# [Entries]
________________________________________

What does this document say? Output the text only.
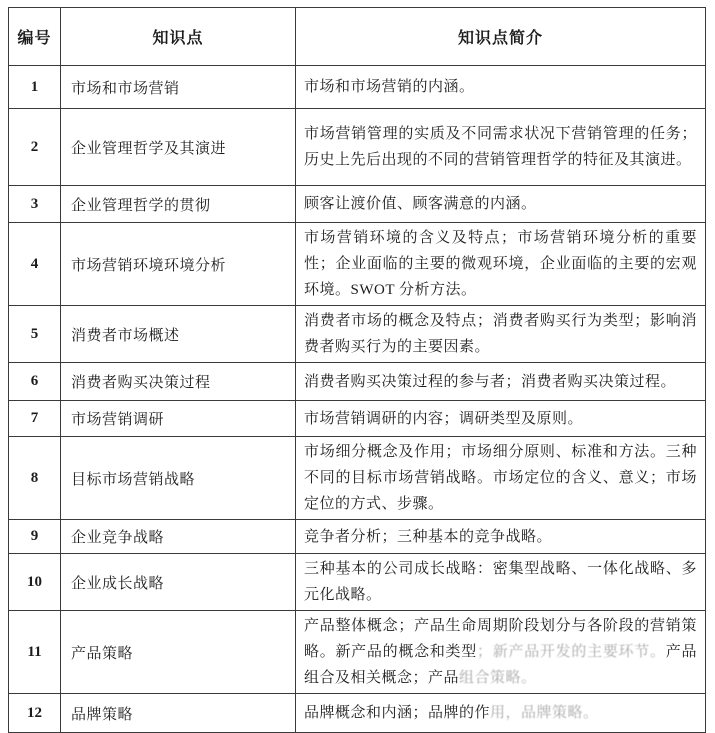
编号	知识点	知识点简介
1	市场和市场营销	市场和市场营销的内涵。
2	企业管理哲学及其演进	市场营销管理的实质及不同需求状况下营销管理的任务；历史上先后出现的不同的营销管理哲学的特征及其演进。
3	企业管理哲学的贯彻	顾客让渡价值、顾客满意的内涵。
4	市场营销环境环境分析	市场营销环境的含义及特点；市场营销环境分析的重要性；企业面临的主要的微观环境，企业面临的主要的宏观环境。SWOT 分析方法。
5	消费者市场概述	消费者市场的概念及特点；消费者购买行为类型；影响消费者购买行为的主要因素。
6	消费者购买决策过程	消费者购买决策过程的参与者；消费者购买决策过程。
7	市场营销调研	市场营销调研的内容；调研类型及原则。
8	目标市场营销战略	市场细分概念及作用；市场细分原则、标准和方法。三种不同的目标市场营销战略。市场定位的含义、意义；市场定位的方式、步骤。
9	企业竞争战略	竞争者分析；三种基本的竞争战略。
10	企业成长战略	三种基本的公司成长战略：密集型战略、一体化战略、多元化战略。
11	产品策略	产品整体概念；产品生命周期阶段划分与各阶段的营销策略。新产品的概念和类型；新产品开发的主要环节。产品组合及相关概念；产品组合策略。
12	品牌策略	品牌概念和内涵；品牌的作用，品牌策略。
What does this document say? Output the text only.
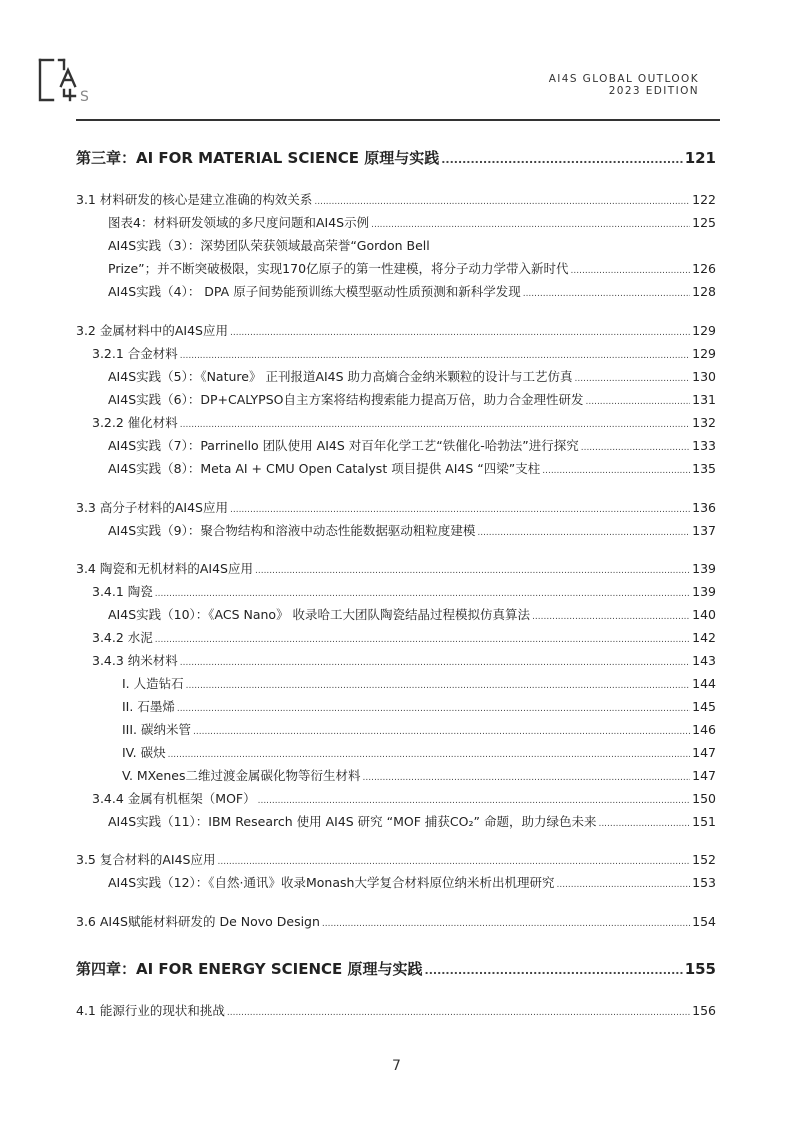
S
AI4S GLOBAL OUTLOOK
2023 EDITION
第三章：AI FOR MATERIAL SCIENCE 原理与实践 .....	121
3.1 材料研发的核心是建立准确的构效关系 .....	122
图表4：材料研发领域的多尺度问题和AI4S示例 .....	125
AI4S实践（3）：深势团队荣获领域最高荣誉“Gordon Bell
Prize”；并不断突破极限，实现170亿原子的第一性建模，将分子动力学带入新时代 .....	126
AI4S实践（4）： DPA 原子间势能预训练大模型驱动性质预测和新科学发现 .....	128
3.2 金属材料中的AI4S应用 .....	129
3.2.1 合金材料 .....	129
AI4S实践（5）：《Nature》 正刊报道AI4S 助力高熵合金纳米颗粒的设计与工艺仿真 .....	130
AI4S实践（6）：DP+CALYPSO自主方案将结构搜索能力提高万倍，助力合金理性研发 .....	131
3.2.2 催化材料 .....	132
AI4S实践（7）：Parrinello 团队使用 AI4S 对百年化学工艺“铁催化-哈勃法”进行探究 .....	133
AI4S实践（8）：Meta AI + CMU Open Catalyst 项目提供 AI4S “四梁”支柱 .....	135
3.3 高分子材料的AI4S应用 .....	136
AI4S实践（9）：聚合物结构和溶液中动态性能数据驱动粗粒度建模 .....	137
3.4 陶瓷和无机材料的AI4S应用 .....	139
3.4.1 陶瓷 .....	139
AI4S实践（10）：《ACS Nano》 收录哈工大团队陶瓷结晶过程模拟仿真算法 .....	140
3.4.2 水泥 .....	142
3.4.3 纳米材料 .....	143
I. 人造钻石 .....	144
II. 石墨烯 .....	145
III. 碳纳米管 .....	146
IV. 碳炔 .....	147
V. MXenes二维过渡金属碳化物等衍生材料 .....	147
3.4.4 金属有机框架（MOF） .....	150
AI4S实践（11）：IBM Research 使用 AI4S 研究 “MOF 捕获CO₂” 命题，助力绿色未来 .....	151
3.5 复合材料的AI4S应用 .....	152
AI4S实践（12）：《自然·通讯》收录Monash大学复合材料原位纳米析出机理研究 .....	153
3.6 AI4S赋能材料研发的 De Novo Design .....	154
第四章：AI FOR ENERGY SCIENCE 原理与实践 .....	155
4.1 能源行业的现状和挑战 .....	156
7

________________________________________

# [What you will do]
Output all of the data exactly as it stands, minus any images.

# [Output]
What does this document say? Output the text only.
编号	知识点	知识点简介
1	市场和市场营销	市场和市场营销的内涵。
2	企业管理哲学及其演进	市场营销管理的实质及不同需求状况下营销管理的任务；历史上先后出现的不同的营销管理哲学的特征及其演进。
3	企业管理哲学的贯彻	顾客让渡价值、顾客满意的内涵。
4	市场营销环境环境分析	市场营销环境的含义及特点；市场营销环境分析的重要性；企业面临的主要的微观环境，企业面临的主要的宏观环境。SWOT 分析方法。
5	消费者市场概述	消费者市场的概念及特点；消费者购买行为类型；影响消费者购买行为的主要因素。
6	消费者购买决策过程	消费者购买决策过程的参与者；消费者购买决策过程。
7	市场营销调研	市场营销调研的内容；调研类型及原则。
8	目标市场营销战略	市场细分概念及作用；市场细分原则、标准和方法。三种不同的目标市场营销战略。市场定位的含义、意义；市场定位的方式、步骤。
9	企业竞争战略	竞争者分析；三种基本的竞争战略。
10	企业成长战略	三种基本的公司成长战略：密集型战略、一体化战略、多元化战略。
11	产品策略	产品整体概念；产品生命周期阶段划分与各阶段的营销策略。新产品的概念和类型；新产品开发的主要环节。产品组合及相关概念；产品组合策略。
12	品牌策略	品牌概念和内涵；品牌的作用，品牌策略。
What does this document say? Output the text only.
S
AI4S GLOBAL OUTLOOK
2023 EDITION
第三章：AI FOR MATERIAL SCIENCE 原理与实践 .....	121
3.1 材料研发的核心是建立准确的构效关系 .....	122
图表4：材料研发领域的多尺度问题和AI4S示例 .....	125
AI4S实践（3）：深势团队荣获领域最高荣誉“Gordon Bell
Prize”；并不断突破极限，实现170亿原子的第一性建模，将分子动力学带入新时代 .....	126
AI4S实践（4）： DPA 原子间势能预训练大模型驱动性质预测和新科学发现 .....	128
3.2 金属材料中的AI4S应用 .....	129
3.2.1 合金材料 .....	129
AI4S实践（5）：《Nature》 正刊报道AI4S 助力高熵合金纳米颗粒的设计与工艺仿真 .....	130
AI4S实践（6）：DP+CALYPSO自主方案将结构搜索能力提高万倍，助力合金理性研发 .....	131
3.2.2 催化材料 .....	132
AI4S实践（7）：Parrinello 团队使用 AI4S 对百年化学工艺“铁催化-哈勃法”进行探究 .....	133
AI4S实践（8）：Meta AI + CMU Open Catalyst 项目提供 AI4S “四梁”支柱 .....	135
3.3 高分子材料的AI4S应用 .....	136
AI4S实践（9）：聚合物结构和溶液中动态性能数据驱动粗粒度建模 .....	137
3.4 陶瓷和无机材料的AI4S应用 .....	139
3.4.1 陶瓷 .....	139
AI4S实践（10）：《ACS Nano》 收录哈工大团队陶瓷结晶过程模拟仿真算法 .....	140
3.4.2 水泥 .....	142
3.4.3 纳米材料 .....	143
I. 人造钻石 .....	144
II. 石墨烯 .....	145
III. 碳纳米管 .....	146
IV. 碳炔 .....	147
V. MXenes二维过渡金属碳化物等衍生材料 .....	147
3.4.4 金属有机框架（MOF） .....	150
AI4S实践（11）：IBM Research 使用 AI4S 研究 “MOF 捕获CO₂” 命题，助力绿色未来 .....	151
3.5 复合材料的AI4S应用 .....	152
AI4S实践（12）：《自然·通讯》收录Monash大学复合材料原位纳米析出机理研究 .....	153
3.6 AI4S赋能材料研发的 De Novo Design .....	154
第四章：AI FOR ENERGY SCIENCE 原理与实践 .....	155
4.1 能源行业的现状和挑战 .....	156
7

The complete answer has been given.